• Task brief: Rewrite the entries below, swapping every "text-run" for "text-span" and changing nothing else. Leave the pictures out of your answer.

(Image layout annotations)
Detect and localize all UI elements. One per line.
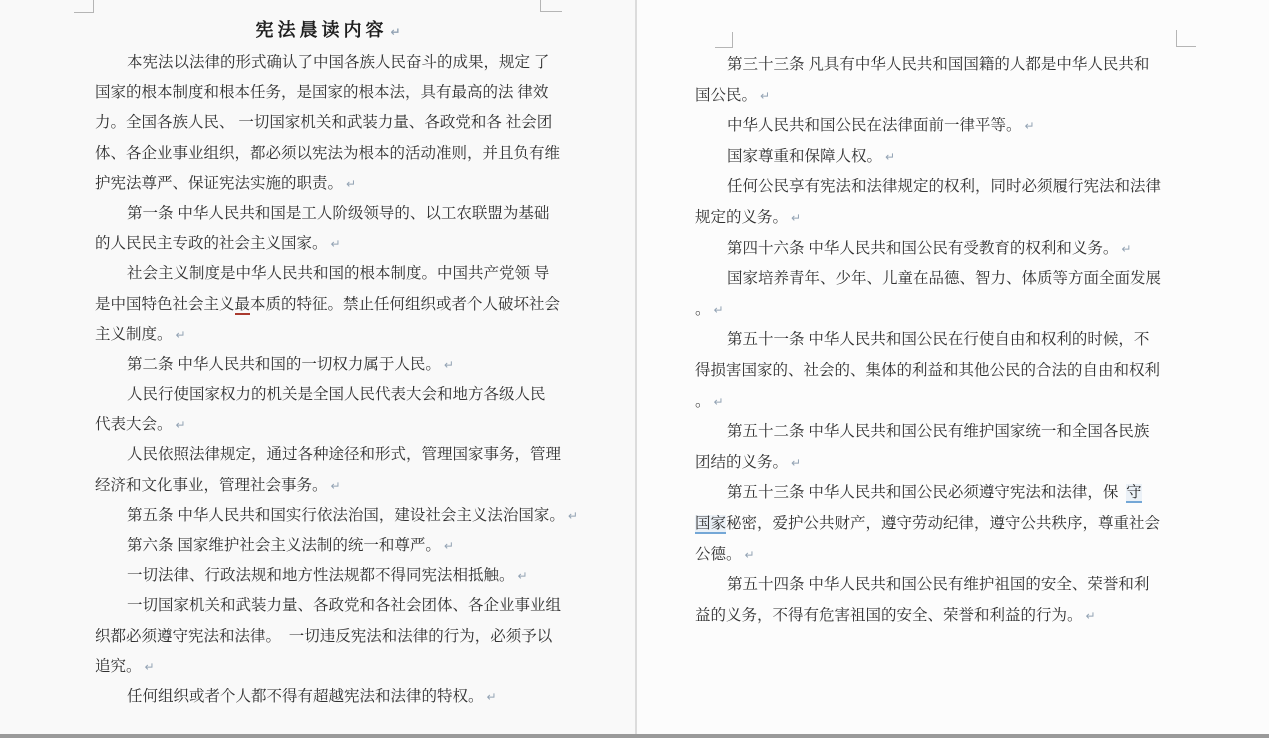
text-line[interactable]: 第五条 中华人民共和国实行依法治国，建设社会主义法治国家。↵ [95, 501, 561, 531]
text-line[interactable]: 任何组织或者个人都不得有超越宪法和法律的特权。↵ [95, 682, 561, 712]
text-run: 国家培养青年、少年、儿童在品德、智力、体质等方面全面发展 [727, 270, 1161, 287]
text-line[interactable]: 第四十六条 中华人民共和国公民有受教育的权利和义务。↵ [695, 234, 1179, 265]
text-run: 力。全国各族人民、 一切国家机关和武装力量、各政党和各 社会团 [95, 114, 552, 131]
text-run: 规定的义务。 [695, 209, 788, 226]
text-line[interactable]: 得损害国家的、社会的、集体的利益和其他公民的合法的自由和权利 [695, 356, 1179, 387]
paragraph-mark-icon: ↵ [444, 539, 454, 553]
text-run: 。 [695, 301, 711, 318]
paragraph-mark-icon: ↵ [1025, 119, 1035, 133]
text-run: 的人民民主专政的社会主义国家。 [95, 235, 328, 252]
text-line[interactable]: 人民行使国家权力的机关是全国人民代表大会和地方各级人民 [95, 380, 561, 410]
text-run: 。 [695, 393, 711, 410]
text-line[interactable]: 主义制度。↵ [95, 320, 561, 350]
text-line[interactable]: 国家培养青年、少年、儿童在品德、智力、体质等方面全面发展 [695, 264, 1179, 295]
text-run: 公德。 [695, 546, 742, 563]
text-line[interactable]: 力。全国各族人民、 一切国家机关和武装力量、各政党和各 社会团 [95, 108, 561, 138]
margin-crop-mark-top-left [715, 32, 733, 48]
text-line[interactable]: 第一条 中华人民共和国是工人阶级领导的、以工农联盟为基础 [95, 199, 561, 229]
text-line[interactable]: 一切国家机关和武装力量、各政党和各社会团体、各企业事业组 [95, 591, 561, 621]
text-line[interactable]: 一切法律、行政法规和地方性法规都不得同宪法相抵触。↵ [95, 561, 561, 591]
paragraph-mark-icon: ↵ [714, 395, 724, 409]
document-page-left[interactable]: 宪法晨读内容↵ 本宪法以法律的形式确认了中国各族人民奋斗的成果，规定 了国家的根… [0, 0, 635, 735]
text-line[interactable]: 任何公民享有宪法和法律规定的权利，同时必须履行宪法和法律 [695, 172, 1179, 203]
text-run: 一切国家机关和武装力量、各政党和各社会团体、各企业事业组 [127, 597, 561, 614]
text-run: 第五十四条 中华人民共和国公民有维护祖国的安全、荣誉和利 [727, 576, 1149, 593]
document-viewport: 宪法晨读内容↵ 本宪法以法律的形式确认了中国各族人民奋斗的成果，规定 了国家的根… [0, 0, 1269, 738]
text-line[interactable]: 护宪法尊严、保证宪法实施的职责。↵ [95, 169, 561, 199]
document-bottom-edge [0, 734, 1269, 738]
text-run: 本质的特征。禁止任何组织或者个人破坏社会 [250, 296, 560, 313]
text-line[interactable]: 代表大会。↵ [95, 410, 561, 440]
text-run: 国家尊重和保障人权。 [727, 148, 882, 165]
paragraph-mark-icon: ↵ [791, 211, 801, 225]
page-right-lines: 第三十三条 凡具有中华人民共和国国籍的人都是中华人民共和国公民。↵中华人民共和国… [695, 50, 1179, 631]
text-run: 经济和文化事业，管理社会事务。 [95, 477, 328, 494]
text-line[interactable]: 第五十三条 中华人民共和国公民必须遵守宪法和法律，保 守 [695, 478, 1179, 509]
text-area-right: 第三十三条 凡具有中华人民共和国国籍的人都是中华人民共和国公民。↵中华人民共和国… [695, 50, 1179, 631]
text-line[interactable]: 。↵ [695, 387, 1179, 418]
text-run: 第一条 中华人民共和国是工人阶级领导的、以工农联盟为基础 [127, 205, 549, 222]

• Solution below:
Detect and localize all UI elements. One per line.
text-line[interactable]: 第五条 中华人民共和国实行依法治国，建设社会主义法治国家。↵ [95, 501, 561, 531]
text-line[interactable]: 任何组织或者个人都不得有超越宪法和法律的特权。↵ [95, 682, 561, 712]
text-span: 国家培养青年、少年、儿童在品德、智力、体质等方面全面发展 [727, 270, 1161, 287]
text-line[interactable]: 第四十六条 中华人民共和国公民有受教育的权利和义务。↵ [695, 234, 1179, 265]
text-span: 力。全国各族人民、 一切国家机关和武装力量、各政党和各 社会团 [95, 114, 552, 131]
text-span: 规定的义务。 [695, 209, 788, 226]
text-line[interactable]: 得损害国家的、社会的、集体的利益和其他公民的合法的自由和权利 [695, 356, 1179, 387]
paragraph-mark-icon: ↵ [444, 539, 454, 553]
text-span: 。 [695, 301, 711, 318]
paragraph-mark-icon: ↵ [1025, 119, 1035, 133]
text-span: 的人民民主专政的社会主义国家。 [95, 235, 328, 252]
text-line[interactable]: 人民行使国家权力的机关是全国人民代表大会和地方各级人民 [95, 380, 561, 410]
text-span: 。 [695, 393, 711, 410]
text-line[interactable]: 主义制度。↵ [95, 320, 561, 350]
text-line[interactable]: 国家培养青年、少年、儿童在品德、智力、体质等方面全面发展 [695, 264, 1179, 295]
text-span: 公德。 [695, 546, 742, 563]
text-line[interactable]: 力。全国各族人民、 一切国家机关和武装力量、各政党和各 社会团 [95, 108, 561, 138]
margin-crop-mark-top-left [715, 32, 733, 48]
text-line[interactable]: 第一条 中华人民共和国是工人阶级领导的、以工农联盟为基础 [95, 199, 561, 229]
text-line[interactable]: 一切国家机关和武装力量、各政党和各社会团体、各企业事业组 [95, 591, 561, 621]
text-line[interactable]: 一切法律、行政法规和地方性法规都不得同宪法相抵触。↵ [95, 561, 561, 591]
paragraph-mark-icon: ↵ [714, 395, 724, 409]
document-page-left[interactable]: 宪法晨读内容↵ 本宪法以法律的形式确认了中国各族人民奋斗的成果，规定 了国家的根… [0, 0, 635, 735]
text-line[interactable]: 任何公民享有宪法和法律规定的权利，同时必须履行宪法和法律 [695, 172, 1179, 203]
text-span: 一切国家机关和武装力量、各政党和各社会团体、各企业事业组 [127, 597, 561, 614]
text-span: 第五十四条 中华人民共和国公民有维护祖国的安全、荣誉和利 [727, 576, 1149, 593]
document-viewport: 宪法晨读内容↵ 本宪法以法律的形式确认了中国各族人民奋斗的成果，规定 了国家的根… [0, 0, 1269, 738]
text-line[interactable]: 护宪法尊严、保证宪法实施的职责。↵ [95, 169, 561, 199]
document-bottom-edge [0, 734, 1269, 738]
text-span: 本质的特征。禁止任何组织或者个人破坏社会 [250, 296, 560, 313]
text-line[interactable]: 代表大会。↵ [95, 410, 561, 440]
text-span: 国家尊重和保障人权。 [727, 148, 882, 165]
paragraph-mark-icon: ↵ [791, 211, 801, 225]
page-right-lines: 第三十三条 凡具有中华人民共和国国籍的人都是中华人民共和国公民。↵中华人民共和国… [695, 50, 1179, 631]
text-span: 经济和文化事业，管理社会事务。 [95, 477, 328, 494]
text-line[interactable]: 第五十三条 中华人民共和国公民必须遵守宪法和法律，保 守 [695, 478, 1179, 509]
text-area-right: 第三十三条 凡具有中华人民共和国国籍的人都是中华人民共和国公民。↵中华人民共和国… [695, 50, 1179, 631]
text-line[interactable]: 。↵ [695, 387, 1179, 418]
text-span: 第一条 中华人民共和国是工人阶级领导的、以工农联盟为基础 [127, 205, 549, 222]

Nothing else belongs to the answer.